■ **What this task involves**:
Pull out every line below that contains the word "Catarina".

■ **Material supplied**:
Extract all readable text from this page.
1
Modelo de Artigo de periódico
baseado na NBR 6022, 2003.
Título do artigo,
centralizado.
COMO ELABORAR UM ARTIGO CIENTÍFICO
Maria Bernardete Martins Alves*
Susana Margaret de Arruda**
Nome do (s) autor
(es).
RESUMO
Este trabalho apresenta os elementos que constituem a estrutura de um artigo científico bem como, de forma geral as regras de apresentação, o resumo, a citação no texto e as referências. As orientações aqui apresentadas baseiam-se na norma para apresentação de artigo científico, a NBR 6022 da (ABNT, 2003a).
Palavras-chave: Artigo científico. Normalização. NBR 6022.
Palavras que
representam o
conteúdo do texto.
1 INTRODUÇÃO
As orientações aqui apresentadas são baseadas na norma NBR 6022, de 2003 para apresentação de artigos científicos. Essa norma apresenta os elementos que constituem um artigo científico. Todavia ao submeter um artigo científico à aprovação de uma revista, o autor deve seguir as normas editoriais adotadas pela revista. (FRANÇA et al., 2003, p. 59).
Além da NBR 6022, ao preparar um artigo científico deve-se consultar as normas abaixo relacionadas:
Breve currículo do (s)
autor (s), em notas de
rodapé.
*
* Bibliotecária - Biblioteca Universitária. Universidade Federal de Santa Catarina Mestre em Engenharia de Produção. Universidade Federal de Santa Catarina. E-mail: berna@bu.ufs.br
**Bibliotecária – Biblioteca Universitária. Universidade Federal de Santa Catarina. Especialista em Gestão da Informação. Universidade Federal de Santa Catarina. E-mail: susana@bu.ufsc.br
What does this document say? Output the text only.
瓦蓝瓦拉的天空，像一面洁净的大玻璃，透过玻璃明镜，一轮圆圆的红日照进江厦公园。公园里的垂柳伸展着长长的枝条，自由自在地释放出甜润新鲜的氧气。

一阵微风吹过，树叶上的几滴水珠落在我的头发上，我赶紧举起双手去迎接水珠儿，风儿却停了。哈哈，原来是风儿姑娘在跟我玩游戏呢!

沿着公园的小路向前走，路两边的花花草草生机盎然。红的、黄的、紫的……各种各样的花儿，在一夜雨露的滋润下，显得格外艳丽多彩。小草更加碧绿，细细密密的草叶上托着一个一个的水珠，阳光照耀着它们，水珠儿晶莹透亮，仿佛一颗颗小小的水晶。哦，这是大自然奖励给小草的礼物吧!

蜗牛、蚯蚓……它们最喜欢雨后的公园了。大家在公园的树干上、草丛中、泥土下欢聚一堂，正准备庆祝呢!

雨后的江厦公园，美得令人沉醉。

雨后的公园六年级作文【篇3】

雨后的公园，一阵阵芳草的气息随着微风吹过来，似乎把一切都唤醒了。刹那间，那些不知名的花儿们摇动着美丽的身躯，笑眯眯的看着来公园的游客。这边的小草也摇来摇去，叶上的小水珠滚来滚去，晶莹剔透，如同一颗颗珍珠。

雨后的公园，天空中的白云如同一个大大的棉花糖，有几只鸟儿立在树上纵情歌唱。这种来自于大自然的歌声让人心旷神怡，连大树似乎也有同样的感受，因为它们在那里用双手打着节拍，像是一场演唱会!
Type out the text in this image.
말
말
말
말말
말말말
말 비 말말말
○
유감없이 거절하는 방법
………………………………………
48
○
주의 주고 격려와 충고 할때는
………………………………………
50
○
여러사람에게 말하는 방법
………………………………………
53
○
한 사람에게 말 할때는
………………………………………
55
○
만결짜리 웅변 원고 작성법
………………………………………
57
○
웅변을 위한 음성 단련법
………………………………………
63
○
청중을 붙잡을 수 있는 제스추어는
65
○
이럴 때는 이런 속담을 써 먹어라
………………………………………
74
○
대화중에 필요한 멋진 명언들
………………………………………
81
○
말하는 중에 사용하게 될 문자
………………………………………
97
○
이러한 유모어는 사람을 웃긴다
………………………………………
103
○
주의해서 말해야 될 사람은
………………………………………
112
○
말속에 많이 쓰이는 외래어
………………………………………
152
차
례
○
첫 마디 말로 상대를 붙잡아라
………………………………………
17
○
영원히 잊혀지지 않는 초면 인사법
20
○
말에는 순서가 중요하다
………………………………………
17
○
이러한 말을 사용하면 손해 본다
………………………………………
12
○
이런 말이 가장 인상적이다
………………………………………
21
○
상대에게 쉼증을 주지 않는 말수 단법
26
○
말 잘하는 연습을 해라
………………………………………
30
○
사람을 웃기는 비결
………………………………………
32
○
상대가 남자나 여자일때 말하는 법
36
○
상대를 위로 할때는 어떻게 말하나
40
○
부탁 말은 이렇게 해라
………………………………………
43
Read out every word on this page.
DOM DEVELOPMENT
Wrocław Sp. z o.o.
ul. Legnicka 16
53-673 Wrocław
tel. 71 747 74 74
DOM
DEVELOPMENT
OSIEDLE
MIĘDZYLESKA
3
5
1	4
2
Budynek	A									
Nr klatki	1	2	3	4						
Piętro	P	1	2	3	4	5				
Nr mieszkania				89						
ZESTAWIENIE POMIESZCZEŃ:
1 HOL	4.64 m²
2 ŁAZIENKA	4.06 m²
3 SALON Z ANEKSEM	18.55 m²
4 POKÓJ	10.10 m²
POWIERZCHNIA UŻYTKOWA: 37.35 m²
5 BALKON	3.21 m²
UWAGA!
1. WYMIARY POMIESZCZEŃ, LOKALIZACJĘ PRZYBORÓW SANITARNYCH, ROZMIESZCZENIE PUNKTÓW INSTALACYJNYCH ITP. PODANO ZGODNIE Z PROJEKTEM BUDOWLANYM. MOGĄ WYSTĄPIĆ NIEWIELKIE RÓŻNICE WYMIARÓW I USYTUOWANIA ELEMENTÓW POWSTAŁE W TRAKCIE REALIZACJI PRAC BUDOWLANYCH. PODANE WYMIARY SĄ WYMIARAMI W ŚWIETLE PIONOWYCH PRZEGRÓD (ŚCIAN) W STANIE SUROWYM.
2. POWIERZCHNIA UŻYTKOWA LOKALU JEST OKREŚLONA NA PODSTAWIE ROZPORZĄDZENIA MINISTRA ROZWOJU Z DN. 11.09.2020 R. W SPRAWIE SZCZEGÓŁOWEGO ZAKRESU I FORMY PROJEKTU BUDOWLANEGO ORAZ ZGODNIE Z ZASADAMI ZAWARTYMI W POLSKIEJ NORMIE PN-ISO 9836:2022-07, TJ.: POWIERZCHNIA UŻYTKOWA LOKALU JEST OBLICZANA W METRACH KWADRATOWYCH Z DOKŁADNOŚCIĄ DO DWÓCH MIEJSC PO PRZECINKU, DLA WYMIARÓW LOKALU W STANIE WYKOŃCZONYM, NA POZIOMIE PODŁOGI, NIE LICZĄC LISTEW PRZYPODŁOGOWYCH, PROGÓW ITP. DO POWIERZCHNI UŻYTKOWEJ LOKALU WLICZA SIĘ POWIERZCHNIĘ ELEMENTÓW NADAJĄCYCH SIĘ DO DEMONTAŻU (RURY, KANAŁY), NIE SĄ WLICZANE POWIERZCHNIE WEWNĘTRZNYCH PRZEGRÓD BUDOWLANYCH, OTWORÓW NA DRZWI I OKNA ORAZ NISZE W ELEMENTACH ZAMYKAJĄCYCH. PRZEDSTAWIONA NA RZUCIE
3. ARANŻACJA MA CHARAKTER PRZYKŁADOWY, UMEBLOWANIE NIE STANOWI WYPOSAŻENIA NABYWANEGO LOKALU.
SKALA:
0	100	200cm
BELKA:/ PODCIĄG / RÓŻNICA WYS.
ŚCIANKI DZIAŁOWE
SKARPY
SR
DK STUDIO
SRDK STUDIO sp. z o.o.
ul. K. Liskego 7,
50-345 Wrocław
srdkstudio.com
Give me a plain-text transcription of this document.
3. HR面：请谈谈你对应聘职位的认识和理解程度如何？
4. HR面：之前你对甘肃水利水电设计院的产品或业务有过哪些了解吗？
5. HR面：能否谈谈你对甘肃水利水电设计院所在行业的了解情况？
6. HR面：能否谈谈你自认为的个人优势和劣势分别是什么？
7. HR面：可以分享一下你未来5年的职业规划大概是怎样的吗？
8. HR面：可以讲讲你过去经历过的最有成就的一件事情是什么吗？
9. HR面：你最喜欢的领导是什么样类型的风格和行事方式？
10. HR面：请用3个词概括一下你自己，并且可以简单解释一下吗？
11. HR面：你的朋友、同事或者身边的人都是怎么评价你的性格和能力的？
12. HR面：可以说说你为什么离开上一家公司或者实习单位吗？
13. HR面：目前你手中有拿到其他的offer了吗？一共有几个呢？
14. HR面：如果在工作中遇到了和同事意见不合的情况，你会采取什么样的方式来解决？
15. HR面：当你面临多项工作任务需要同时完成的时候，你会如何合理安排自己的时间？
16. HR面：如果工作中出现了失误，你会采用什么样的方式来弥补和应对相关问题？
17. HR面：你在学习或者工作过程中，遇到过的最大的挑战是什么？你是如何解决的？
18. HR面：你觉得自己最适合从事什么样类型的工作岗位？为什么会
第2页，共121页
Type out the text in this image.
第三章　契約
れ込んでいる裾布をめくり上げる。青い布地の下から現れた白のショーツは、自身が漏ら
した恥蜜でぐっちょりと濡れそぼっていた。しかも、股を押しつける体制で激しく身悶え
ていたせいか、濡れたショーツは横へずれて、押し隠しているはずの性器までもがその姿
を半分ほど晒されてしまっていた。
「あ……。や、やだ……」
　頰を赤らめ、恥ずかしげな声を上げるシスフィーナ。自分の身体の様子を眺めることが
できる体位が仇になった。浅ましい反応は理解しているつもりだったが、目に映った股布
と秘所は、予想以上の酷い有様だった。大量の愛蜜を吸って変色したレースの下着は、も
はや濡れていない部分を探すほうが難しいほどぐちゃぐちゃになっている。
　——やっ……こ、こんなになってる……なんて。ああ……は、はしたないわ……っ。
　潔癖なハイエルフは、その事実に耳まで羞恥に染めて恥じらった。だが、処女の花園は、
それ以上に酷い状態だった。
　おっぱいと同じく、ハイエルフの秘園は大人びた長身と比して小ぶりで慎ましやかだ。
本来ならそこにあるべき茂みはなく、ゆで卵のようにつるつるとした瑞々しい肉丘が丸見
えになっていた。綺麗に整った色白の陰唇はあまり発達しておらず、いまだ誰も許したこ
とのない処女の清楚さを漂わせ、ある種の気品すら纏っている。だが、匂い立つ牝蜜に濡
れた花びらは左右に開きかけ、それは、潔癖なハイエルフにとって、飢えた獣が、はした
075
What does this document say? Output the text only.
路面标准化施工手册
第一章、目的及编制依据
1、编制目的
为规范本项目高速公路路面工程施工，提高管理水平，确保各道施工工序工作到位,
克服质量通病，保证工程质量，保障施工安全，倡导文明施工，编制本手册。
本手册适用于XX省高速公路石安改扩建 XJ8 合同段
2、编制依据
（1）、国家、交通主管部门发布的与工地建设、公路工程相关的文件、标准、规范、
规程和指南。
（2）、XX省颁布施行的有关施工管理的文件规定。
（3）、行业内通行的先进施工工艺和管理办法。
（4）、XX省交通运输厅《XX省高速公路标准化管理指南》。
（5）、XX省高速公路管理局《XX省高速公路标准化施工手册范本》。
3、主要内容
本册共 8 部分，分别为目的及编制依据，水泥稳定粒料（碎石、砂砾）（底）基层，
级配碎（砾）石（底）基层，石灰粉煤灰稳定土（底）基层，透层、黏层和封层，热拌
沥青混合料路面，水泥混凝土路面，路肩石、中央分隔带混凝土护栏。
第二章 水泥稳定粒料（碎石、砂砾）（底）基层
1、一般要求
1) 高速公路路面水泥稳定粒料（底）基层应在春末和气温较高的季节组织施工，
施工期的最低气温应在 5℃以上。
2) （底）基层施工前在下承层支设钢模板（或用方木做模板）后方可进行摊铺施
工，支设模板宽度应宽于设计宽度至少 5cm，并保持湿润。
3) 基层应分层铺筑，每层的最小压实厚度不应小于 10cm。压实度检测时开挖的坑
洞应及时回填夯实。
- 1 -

■ **Result**:
* Bibliotecária - Biblioteca Universitária. Universidade Federal de Santa Catarina Mestre em Engenharia de Produção. Universidade Federal de Santa Catarina. E-mail: berna@bu.ufs.br
**Bibliotecária – Biblioteca Universitária. Universidade Federal de Santa Catarina. Especialista em Gestão da Informação. Universidade Federal de Santa Catarina. E-mail: susana@bu.ufsc.br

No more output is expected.